━━━ SOURCE DOCUMENT ━━━
Yet, the study found that the biggest issues with tyre wear came with both coarse particles falling quickly to the ground and fine particles remaining airborne, blown away from the road, before settling on the ground.

“Particle dispersion and deposition eventually occurs, but that is not the end of the story,” Emissions Analytics claimed.

“The particles typically pass into the watershed through street drainage and are estimated to be a primary source of as much as 28 per cent of microplastics found in the marine environment.”

The report relied heavily on new real-world microplastics testing equipment and techniques, which the tyre industry itself insists it never had access to.

New equipment has helped Emissions Analytics to measure 14 microparticle sizes from 6 nanometres to 10um (a thousand of which make up a millimetre) for both mass and number.

Instead, just like the car industry up until last October’s Worldwide Harmonized Light Vehicle Test Protocol (WLTP) regulations, the tyre industry relied on laboratory tests to measure its emissions.

“We support the recommendation of further inquiry into the feasibility of a standardised test method for measuring tyre abrasion rate, which is currently being looked into by the European Commission with support of Industry,” said the European Tyre and Rubber Manufacturer’s Association in a statement.

“However, as mentioned by the report, the tyre industry’s efforts alone will not be enough to address the tyre and road wear particles (TRWP) challenge. The ETRMA fully agrees that the debate considers both tyre design and the diverse external factors at play when finding solutions for reducing TRWP generation, such as driving behaviour, vehicle and road characteristics and traffic conditions.”

However, it strongly disagreed with the AQEG’s test methodology, insisting it relied on 1990s tests that were “no longer scientifically robust, which highlights the need for additional research.

“The ETRMA therefore would like to bring to their attention the results of more recent peer-reviewed research regarding the nature, size, density and dispersion of TRWP.

“For example, The Tire Industry Project (TIP) conducted a sampling of urban and suburban environment to evaluate the presence of TRWP in airborne particulate matter.

“It concluded that dust from tyres only makes up a very small concentration of the total dust particles in the air (on average, less than 1% of PM10 and PM2.5ii) because TRWP are physically larger and denser than other airborne PM emissions.”

But Emissions Analytics claimed that over a typical 20,000-50,000km lifespan, a road tyre would lose up to 30 per cent of its rubber, or up to 2kg of weight.

“In one recent Emissions Analytics’ test, conducted under real-world rather than lab conditions, the four tyres on a standard hatchback lost 1.8kg over just 200 miles of fast road speeds, far in excess of what had been anticipated by the testers.”

The organisation insisted the emissions free pass given to tyres over the last century came about because of the perception that they were made from a natural product, rather than crude oil.
━━━ PROVIDED DATA ━━━
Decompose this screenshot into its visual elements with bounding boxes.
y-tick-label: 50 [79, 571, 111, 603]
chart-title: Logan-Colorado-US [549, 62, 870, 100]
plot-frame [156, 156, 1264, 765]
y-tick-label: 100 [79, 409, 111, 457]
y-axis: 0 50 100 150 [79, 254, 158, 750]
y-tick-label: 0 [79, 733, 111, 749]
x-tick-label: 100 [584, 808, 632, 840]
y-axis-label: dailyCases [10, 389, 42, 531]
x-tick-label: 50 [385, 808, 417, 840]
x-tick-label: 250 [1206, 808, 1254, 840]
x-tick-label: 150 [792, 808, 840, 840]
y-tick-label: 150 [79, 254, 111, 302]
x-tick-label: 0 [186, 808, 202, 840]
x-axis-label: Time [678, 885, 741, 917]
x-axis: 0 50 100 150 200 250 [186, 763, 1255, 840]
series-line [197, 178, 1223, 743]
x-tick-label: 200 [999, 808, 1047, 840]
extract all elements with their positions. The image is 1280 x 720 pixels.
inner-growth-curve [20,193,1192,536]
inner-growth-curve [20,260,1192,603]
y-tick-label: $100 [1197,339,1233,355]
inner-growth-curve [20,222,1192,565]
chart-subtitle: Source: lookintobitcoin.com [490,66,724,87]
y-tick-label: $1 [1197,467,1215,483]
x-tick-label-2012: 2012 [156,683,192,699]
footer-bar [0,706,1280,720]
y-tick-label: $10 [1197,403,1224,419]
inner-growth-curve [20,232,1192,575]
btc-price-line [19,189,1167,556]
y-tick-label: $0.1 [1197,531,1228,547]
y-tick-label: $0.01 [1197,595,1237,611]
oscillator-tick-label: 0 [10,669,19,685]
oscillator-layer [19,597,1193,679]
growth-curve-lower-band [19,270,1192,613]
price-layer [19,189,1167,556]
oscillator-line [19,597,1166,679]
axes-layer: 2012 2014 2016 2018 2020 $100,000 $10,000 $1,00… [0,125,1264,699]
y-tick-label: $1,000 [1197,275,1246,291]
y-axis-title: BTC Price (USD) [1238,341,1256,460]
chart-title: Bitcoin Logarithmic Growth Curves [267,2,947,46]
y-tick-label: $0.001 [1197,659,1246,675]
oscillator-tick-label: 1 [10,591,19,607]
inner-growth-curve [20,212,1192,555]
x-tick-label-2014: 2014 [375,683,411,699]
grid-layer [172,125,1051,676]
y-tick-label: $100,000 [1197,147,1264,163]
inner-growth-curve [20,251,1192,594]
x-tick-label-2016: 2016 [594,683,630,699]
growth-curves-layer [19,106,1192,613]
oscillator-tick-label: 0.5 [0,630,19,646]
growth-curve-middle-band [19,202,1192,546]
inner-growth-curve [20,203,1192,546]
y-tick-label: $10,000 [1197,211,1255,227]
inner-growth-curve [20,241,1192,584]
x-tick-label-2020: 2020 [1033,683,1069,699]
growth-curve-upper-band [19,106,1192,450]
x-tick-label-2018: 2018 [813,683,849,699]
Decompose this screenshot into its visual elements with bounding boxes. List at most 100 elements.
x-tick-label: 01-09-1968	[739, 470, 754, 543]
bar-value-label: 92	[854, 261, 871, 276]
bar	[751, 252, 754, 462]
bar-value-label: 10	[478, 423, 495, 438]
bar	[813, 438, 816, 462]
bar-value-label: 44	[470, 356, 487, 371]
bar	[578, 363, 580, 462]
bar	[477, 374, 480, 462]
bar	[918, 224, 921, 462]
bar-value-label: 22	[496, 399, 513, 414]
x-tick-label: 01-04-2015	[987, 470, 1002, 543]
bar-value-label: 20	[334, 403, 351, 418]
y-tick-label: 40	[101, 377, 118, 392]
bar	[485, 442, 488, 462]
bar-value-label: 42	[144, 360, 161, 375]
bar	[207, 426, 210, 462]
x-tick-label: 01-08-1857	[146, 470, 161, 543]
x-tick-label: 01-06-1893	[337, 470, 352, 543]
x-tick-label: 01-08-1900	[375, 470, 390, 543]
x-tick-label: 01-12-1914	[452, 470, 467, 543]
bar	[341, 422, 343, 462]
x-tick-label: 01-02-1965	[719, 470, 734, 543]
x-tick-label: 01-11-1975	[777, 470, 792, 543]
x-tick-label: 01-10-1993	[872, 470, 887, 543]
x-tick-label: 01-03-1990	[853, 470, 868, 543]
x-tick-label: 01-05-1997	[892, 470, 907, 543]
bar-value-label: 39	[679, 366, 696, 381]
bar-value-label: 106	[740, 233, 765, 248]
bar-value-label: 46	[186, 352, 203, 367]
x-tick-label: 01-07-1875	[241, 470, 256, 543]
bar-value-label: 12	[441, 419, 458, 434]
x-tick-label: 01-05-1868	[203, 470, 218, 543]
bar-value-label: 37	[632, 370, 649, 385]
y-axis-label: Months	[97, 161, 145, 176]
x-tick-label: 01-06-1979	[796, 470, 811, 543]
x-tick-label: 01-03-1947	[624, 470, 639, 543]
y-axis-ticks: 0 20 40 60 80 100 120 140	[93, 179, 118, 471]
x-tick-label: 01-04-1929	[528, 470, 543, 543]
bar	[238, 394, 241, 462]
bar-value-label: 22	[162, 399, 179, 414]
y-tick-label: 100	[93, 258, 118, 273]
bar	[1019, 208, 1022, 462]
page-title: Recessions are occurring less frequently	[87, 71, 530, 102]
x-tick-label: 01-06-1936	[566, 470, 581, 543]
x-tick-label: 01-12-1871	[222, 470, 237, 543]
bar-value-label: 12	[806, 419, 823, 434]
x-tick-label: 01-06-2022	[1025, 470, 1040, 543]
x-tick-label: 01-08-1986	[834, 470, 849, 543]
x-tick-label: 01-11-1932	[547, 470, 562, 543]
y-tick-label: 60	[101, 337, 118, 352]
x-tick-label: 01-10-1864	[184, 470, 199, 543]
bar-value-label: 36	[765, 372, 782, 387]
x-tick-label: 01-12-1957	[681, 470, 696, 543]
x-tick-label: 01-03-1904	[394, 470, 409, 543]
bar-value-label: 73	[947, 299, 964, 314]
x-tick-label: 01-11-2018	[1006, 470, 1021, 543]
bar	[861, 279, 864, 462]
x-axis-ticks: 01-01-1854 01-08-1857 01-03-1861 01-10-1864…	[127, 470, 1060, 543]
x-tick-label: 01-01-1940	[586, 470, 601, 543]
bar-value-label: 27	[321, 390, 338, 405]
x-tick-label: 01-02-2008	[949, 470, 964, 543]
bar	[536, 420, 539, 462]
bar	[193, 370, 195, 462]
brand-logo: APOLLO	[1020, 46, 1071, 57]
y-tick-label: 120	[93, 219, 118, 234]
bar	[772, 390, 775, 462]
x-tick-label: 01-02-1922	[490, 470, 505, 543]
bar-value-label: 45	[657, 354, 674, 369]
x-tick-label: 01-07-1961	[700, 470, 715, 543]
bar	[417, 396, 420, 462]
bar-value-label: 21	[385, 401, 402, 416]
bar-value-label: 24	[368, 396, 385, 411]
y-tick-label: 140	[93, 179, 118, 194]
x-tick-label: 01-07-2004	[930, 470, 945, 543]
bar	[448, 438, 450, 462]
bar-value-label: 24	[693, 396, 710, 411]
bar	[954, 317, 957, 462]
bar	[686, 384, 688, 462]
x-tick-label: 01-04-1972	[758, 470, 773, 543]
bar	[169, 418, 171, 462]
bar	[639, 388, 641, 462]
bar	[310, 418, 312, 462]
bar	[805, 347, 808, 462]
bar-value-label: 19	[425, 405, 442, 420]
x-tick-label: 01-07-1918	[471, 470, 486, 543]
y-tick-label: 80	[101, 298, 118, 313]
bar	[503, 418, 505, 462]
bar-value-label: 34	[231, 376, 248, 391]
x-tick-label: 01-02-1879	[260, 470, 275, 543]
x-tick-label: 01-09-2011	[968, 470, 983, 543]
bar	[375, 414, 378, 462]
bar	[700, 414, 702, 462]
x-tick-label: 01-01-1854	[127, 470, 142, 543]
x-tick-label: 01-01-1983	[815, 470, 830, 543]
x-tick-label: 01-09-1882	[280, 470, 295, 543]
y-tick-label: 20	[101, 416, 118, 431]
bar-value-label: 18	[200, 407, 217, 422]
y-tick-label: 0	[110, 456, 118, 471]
━━━
STATED EXERCISE 1:
From the article on tire wear, extract the passage that begins at the words "The organisation insisted" and stops after the words "than crude oil.".
STATED EXERCISE 2:
Put the entries into a numbered list, beginning at their first line and stopping after the line that contains "footer-bar [0,706,1280,720]", and skip any blank lines.
The entries are unrelated to the article.

RESPONSE 1:
The organisation insisted the emissions free pass given to tyres over the last century came about because of the perception that they were made from a natural product, rather than crude oil.

RESPONSE 2:
1. Decompose this screenshot into its visual elements with bounding boxes.
2. y-tick-label: 50 [79, 571, 111, 603]
3. chart-title: Logan-Colorado-US [549, 62, 870, 100]
4. plot-frame [156, 156, 1264, 765]
5. y-tick-label: 100 [79, 409, 111, 457]
6. y-axis: 0 50 100 150 [79, 254, 158, 750]
7. y-tick-label: 0 [79, 733, 111, 749]
8. x-tick-label: 100 [584, 808, 632, 840]
9. y-axis-label: dailyCases [10, 389, 42, 531]
10. x-tick-label: 50 [385, 808, 417, 840]
11. x-tick-label: 250 [1206, 808, 1254, 840]
12. x-tick-label: 150 [792, 808, 840, 840]
13. y-tick-label: 150 [79, 254, 111, 302]
14. x-tick-label: 0 [186, 808, 202, 840]
15. x-axis-label: Time [678, 885, 741, 917]
16. x-axis: 0 50 100 150 200 250 [186, 763, 1255, 840]
17. series-line [197, 178, 1223, 743]
18. x-tick-label: 200 [999, 808, 1047, 840]
19. extract all elements with their positions. The image is 1280 x 720 pixels.
20. inner-growth-curve [20,193,1192,536]
21. inner-growth-curve [20,260,1192,603]
22. y-tick-label: $100 [1197,339,1233,355]
23. inner-growth-curve [20,222,1192,565]
24. chart-subtitle: Source: lookintobitcoin.com [490,66,724,87]
25. y-tick-label: $1 [1197,467,1215,483]
26. x-tick-label-2012: 2012 [156,683,192,699]
27. footer-bar [0,706,1280,720]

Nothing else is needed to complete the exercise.